Data tied to figure images:
>>>

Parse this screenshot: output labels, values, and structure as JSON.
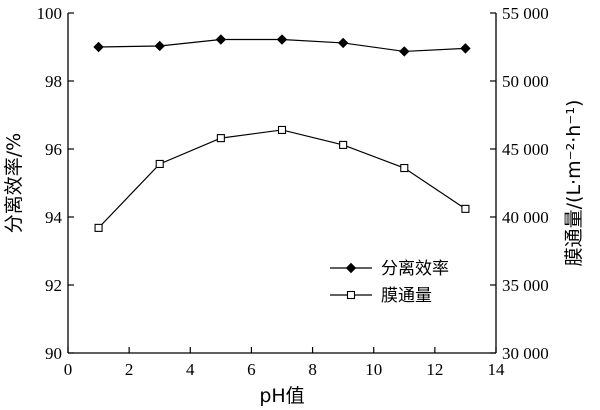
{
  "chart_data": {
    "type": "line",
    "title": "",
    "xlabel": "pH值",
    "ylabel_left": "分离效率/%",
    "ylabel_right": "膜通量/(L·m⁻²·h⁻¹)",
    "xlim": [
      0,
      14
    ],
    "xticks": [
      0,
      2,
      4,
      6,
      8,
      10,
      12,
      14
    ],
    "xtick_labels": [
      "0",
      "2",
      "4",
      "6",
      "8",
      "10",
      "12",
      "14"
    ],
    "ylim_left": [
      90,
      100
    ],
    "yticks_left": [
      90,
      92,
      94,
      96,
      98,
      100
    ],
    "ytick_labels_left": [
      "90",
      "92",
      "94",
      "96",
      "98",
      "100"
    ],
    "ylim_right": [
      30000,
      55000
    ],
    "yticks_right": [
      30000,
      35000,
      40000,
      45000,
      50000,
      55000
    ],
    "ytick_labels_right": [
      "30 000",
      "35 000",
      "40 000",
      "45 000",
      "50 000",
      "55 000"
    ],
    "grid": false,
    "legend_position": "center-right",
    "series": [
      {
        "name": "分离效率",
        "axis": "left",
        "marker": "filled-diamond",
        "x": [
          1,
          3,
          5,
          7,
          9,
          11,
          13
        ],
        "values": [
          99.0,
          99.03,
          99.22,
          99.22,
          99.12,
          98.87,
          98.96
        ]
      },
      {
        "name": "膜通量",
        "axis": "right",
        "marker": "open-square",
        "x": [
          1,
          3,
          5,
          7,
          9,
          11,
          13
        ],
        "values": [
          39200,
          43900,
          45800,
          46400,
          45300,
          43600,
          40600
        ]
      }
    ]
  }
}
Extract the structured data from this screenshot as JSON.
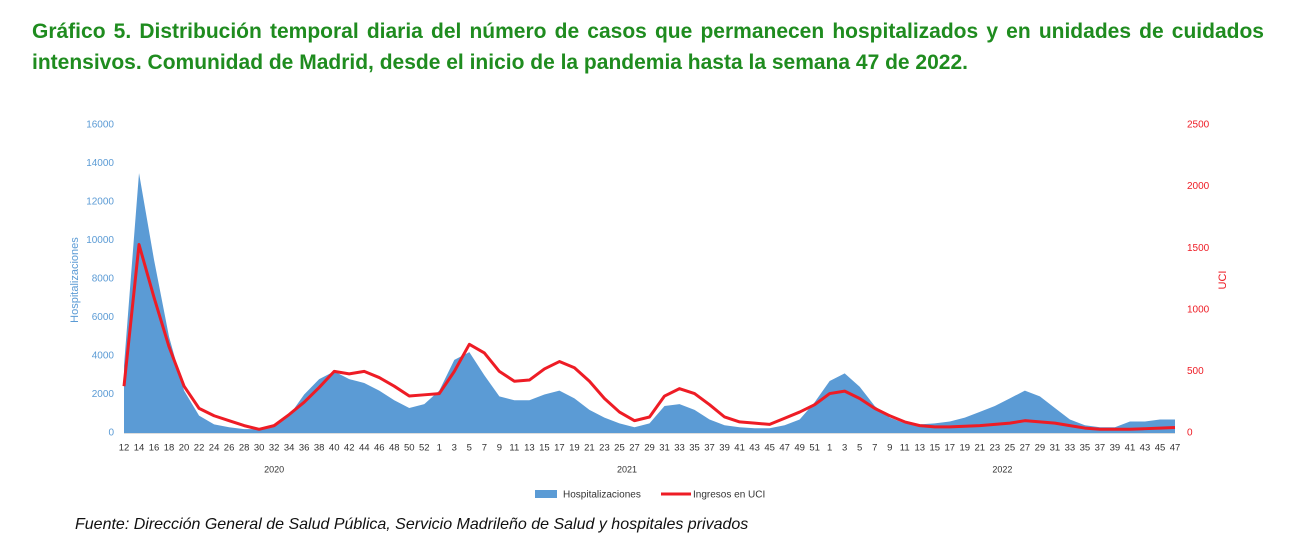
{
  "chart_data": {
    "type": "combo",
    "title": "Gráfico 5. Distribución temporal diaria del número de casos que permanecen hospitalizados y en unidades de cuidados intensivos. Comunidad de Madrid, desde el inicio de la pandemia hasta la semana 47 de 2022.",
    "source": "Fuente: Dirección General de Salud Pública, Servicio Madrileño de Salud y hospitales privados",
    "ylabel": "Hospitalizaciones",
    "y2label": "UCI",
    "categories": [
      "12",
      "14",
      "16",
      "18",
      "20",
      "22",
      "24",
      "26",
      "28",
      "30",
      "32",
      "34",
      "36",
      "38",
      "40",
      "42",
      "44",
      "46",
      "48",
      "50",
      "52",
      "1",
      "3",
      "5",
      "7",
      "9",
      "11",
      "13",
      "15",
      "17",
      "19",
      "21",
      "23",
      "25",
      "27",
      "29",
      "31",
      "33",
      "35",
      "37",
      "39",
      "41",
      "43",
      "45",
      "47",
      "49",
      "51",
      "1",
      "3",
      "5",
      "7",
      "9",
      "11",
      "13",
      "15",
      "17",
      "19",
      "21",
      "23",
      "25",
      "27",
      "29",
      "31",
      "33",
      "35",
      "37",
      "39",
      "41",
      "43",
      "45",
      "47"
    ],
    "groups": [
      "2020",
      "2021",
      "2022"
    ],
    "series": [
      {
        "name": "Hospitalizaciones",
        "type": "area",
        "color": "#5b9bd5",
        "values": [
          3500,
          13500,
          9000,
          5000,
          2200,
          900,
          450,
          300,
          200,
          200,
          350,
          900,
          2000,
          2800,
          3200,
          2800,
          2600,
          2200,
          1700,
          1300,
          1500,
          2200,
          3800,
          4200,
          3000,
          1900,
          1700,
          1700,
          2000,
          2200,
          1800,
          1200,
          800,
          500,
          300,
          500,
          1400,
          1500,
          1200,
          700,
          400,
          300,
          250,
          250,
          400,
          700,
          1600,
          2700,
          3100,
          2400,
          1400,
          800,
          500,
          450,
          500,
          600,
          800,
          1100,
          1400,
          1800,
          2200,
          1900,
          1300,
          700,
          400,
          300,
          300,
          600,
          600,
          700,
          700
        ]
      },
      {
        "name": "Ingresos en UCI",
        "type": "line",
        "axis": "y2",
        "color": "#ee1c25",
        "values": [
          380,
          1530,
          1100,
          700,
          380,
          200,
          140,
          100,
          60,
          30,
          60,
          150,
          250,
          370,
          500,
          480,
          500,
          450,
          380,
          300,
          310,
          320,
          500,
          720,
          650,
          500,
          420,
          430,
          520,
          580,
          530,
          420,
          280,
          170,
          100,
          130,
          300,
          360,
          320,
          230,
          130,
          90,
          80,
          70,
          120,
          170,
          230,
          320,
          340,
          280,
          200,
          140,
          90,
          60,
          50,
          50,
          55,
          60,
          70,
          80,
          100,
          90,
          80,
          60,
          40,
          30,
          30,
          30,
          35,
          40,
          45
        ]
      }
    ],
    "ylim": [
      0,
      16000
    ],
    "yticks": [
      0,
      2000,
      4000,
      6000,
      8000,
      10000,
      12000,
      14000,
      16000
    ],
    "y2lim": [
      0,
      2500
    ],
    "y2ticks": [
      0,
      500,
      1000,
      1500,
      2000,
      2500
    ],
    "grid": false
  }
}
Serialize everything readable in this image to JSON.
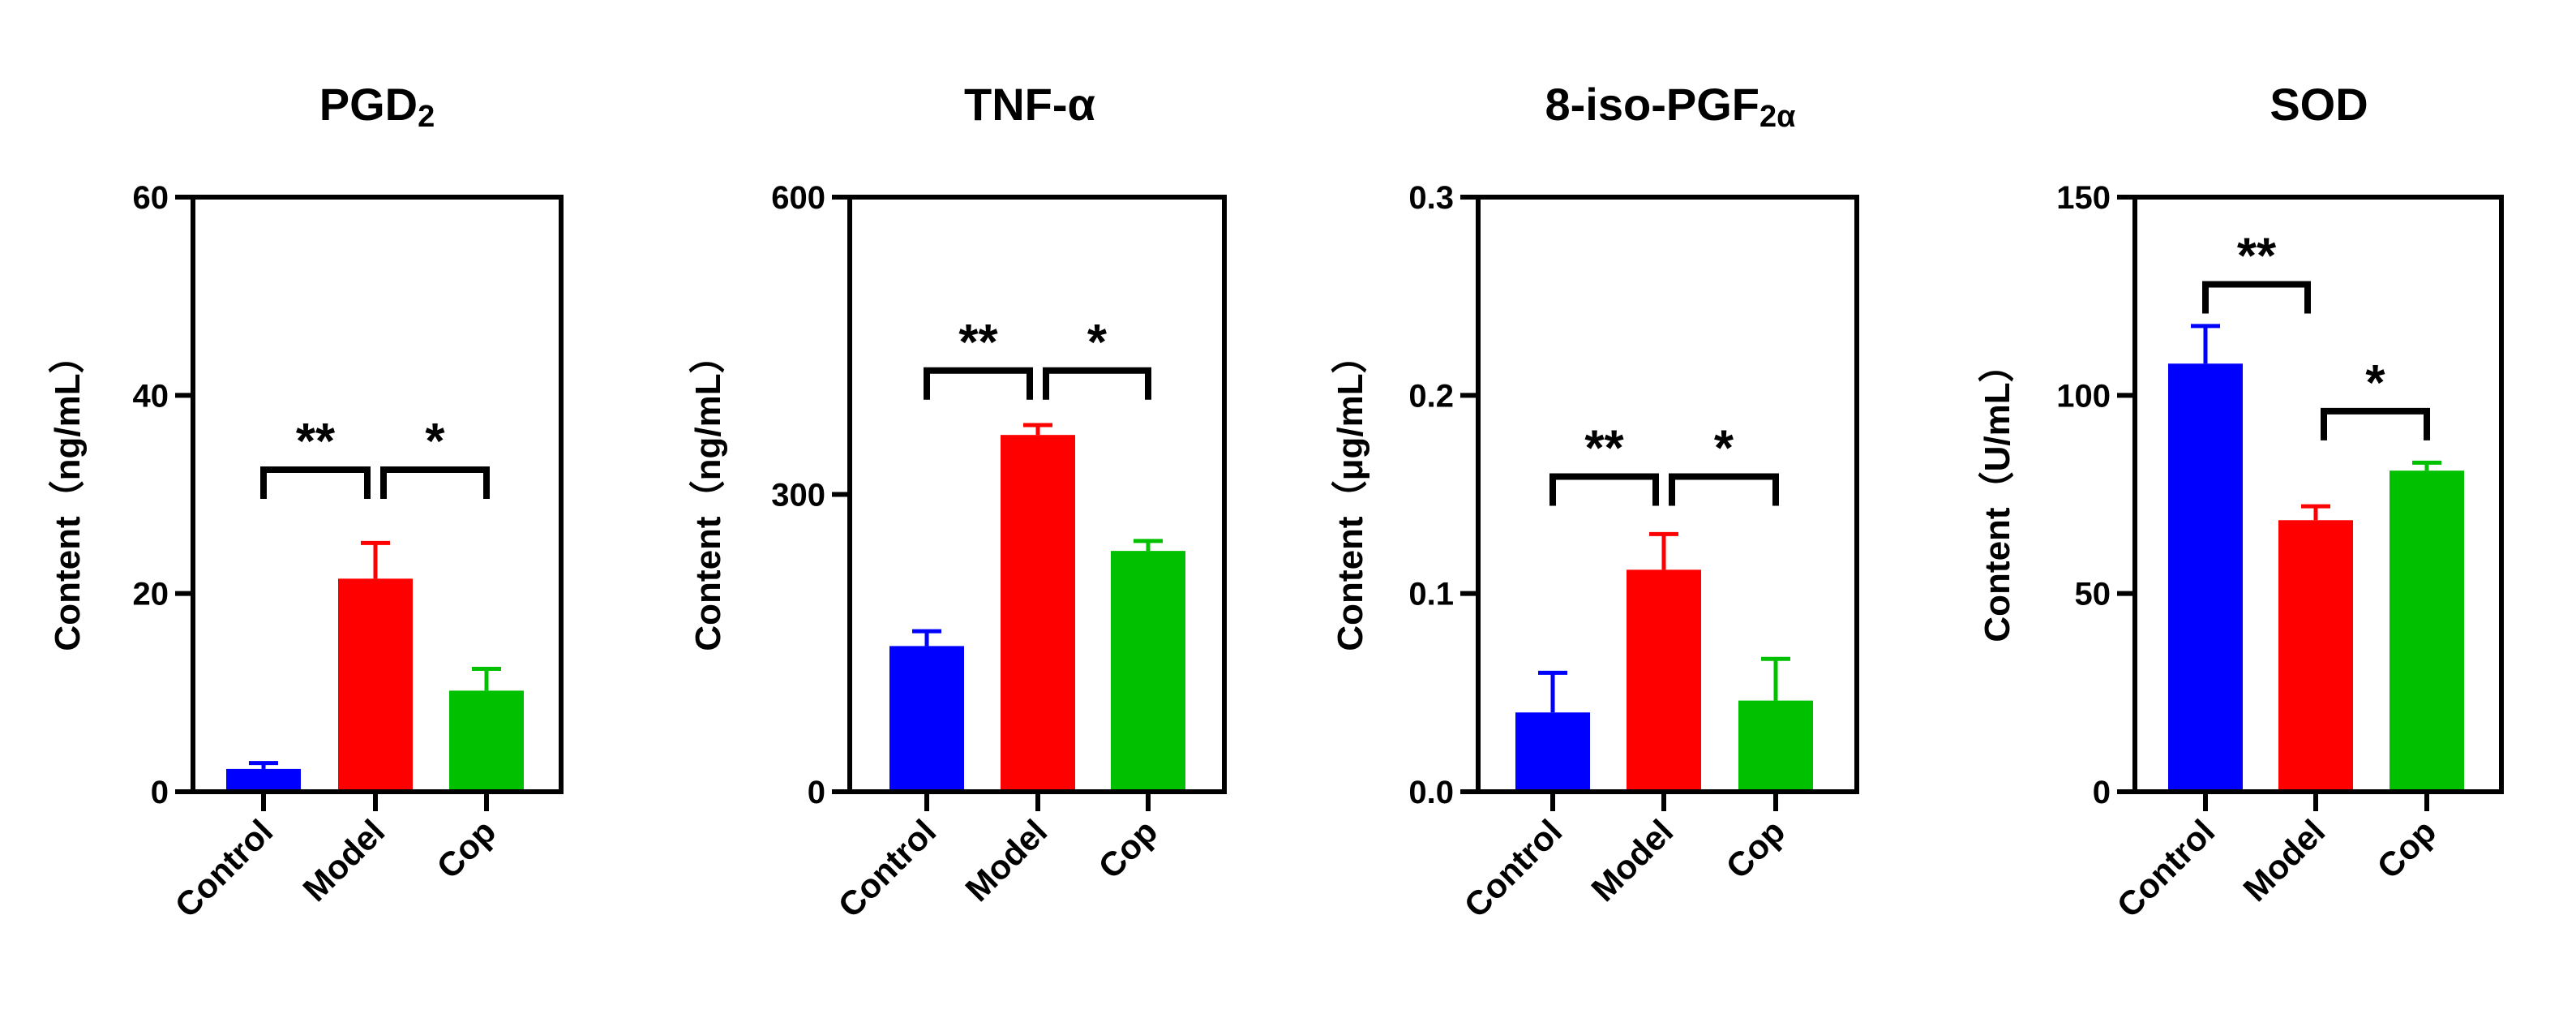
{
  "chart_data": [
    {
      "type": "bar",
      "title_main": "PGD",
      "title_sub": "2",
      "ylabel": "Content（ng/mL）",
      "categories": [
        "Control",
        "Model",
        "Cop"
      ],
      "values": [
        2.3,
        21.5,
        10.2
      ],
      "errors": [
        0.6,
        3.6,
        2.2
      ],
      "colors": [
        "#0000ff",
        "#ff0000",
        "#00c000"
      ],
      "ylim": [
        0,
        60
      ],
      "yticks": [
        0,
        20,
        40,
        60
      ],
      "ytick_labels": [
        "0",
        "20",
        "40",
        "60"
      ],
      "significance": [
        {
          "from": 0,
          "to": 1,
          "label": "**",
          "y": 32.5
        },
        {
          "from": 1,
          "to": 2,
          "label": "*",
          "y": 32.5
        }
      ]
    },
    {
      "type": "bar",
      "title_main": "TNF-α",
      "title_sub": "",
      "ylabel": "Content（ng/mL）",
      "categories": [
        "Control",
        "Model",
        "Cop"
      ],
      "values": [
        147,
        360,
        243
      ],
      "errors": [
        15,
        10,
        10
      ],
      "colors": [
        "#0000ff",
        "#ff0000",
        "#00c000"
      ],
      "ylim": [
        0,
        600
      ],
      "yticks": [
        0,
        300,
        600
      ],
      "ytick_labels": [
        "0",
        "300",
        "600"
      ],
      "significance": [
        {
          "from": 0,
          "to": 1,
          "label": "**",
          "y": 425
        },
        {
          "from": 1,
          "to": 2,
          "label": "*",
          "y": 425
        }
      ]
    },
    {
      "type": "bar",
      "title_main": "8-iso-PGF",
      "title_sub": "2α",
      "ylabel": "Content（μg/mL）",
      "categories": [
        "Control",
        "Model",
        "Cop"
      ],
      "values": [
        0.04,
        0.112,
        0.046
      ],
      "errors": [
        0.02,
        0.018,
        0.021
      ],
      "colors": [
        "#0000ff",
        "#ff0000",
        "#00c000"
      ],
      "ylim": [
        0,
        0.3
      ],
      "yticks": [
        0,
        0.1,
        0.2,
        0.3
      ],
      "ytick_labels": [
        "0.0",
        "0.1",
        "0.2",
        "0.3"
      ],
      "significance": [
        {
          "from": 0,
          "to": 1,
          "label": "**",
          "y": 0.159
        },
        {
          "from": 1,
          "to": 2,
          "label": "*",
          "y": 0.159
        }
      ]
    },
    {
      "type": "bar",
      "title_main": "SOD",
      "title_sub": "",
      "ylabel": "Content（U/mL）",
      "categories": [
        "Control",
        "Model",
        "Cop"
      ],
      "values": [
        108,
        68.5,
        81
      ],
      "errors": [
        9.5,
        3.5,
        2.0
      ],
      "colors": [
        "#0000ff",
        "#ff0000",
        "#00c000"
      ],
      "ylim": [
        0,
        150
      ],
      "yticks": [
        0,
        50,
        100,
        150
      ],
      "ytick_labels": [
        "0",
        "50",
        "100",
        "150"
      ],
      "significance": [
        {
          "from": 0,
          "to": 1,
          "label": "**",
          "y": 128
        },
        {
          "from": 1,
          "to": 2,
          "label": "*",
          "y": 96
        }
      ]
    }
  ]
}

<<<

Exercise details: Filter the records above for "this" and copy every matching line.

Task answer:
Parse this screenshot: output labels, values, and structure as JSON.
Extract the structured data from this screenshot as JSON.
Serialize everything readable in this image to JSON.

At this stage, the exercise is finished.